[Data records]

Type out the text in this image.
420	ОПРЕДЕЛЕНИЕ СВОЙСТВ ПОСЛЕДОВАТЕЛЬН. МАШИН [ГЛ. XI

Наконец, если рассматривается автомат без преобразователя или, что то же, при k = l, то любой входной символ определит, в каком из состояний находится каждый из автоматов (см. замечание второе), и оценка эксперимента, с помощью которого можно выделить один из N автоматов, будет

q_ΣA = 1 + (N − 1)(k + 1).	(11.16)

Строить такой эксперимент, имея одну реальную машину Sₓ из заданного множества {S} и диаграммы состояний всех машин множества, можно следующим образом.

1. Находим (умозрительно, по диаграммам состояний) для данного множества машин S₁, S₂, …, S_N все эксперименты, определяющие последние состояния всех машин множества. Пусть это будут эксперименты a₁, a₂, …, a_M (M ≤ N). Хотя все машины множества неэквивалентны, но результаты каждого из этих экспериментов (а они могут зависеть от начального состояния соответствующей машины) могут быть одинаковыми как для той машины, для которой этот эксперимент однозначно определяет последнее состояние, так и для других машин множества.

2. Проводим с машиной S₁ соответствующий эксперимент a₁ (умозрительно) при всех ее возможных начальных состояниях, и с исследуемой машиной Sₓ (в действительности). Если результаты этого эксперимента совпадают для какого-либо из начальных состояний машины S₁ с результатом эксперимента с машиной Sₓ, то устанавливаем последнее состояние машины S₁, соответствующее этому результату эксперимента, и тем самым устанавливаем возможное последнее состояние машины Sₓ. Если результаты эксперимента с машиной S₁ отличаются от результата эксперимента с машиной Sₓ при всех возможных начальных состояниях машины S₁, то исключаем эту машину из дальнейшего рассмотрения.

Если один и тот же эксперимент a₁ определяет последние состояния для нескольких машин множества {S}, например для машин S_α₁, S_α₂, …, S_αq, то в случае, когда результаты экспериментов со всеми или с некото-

...

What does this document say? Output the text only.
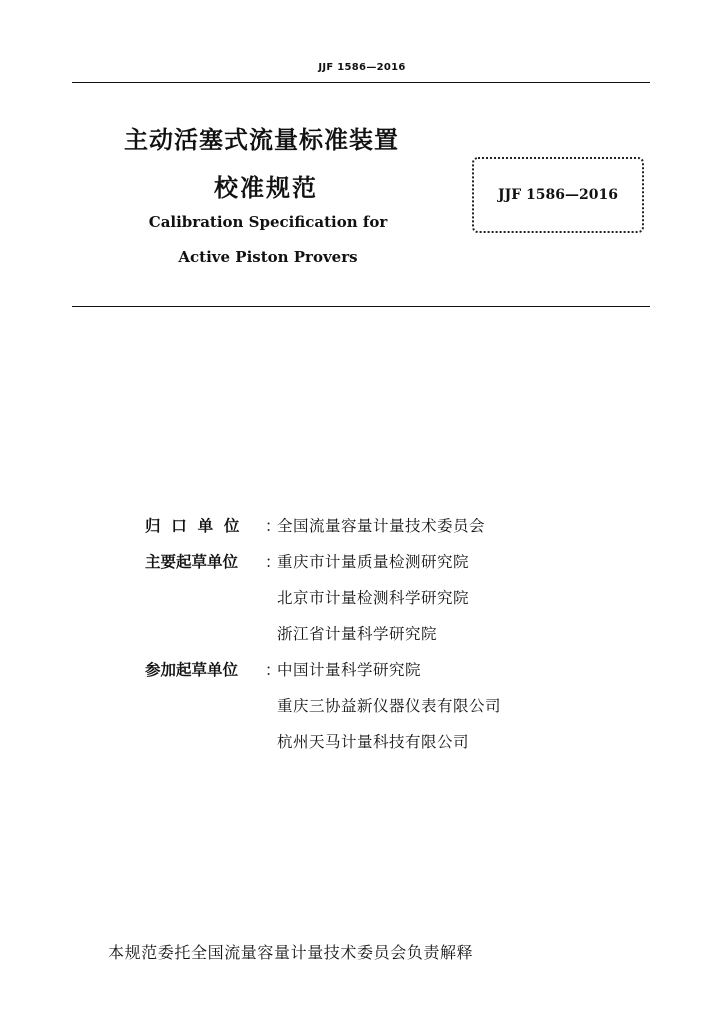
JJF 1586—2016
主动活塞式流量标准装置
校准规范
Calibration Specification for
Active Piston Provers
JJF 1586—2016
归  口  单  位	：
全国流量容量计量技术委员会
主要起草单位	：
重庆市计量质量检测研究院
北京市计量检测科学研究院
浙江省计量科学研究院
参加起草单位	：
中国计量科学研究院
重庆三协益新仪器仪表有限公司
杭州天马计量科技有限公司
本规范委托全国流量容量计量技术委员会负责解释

Goal of the exercise >> From the records above, copy every line that holds the word "определяет".

Solution below >>
1. Находим (умозрительно, по диаграммам состояний) для данного множества машин S₁, S₂, …, S_N все эксперименты, определяющие последние состояния всех машин множества. Пусть это будут эксперименты a₁, a₂, …, a_M (M ≤ N). Хотя все машины множества неэквивалентны, но результаты каждого из этих экспериментов (а они могут зависеть от начального состояния соответствующей машины) могут быть одинаковыми как для той машины, для которой этот эксперимент однозначно определяет последнее состояние, так и для других машин множества.
Если один и тот же эксперимент a₁ определяет последние состояния для нескольких машин множества {S}, например для машин S_α₁, S_α₂, …, S_αq, то в случае, когда результаты экспериментов со всеми или с некото-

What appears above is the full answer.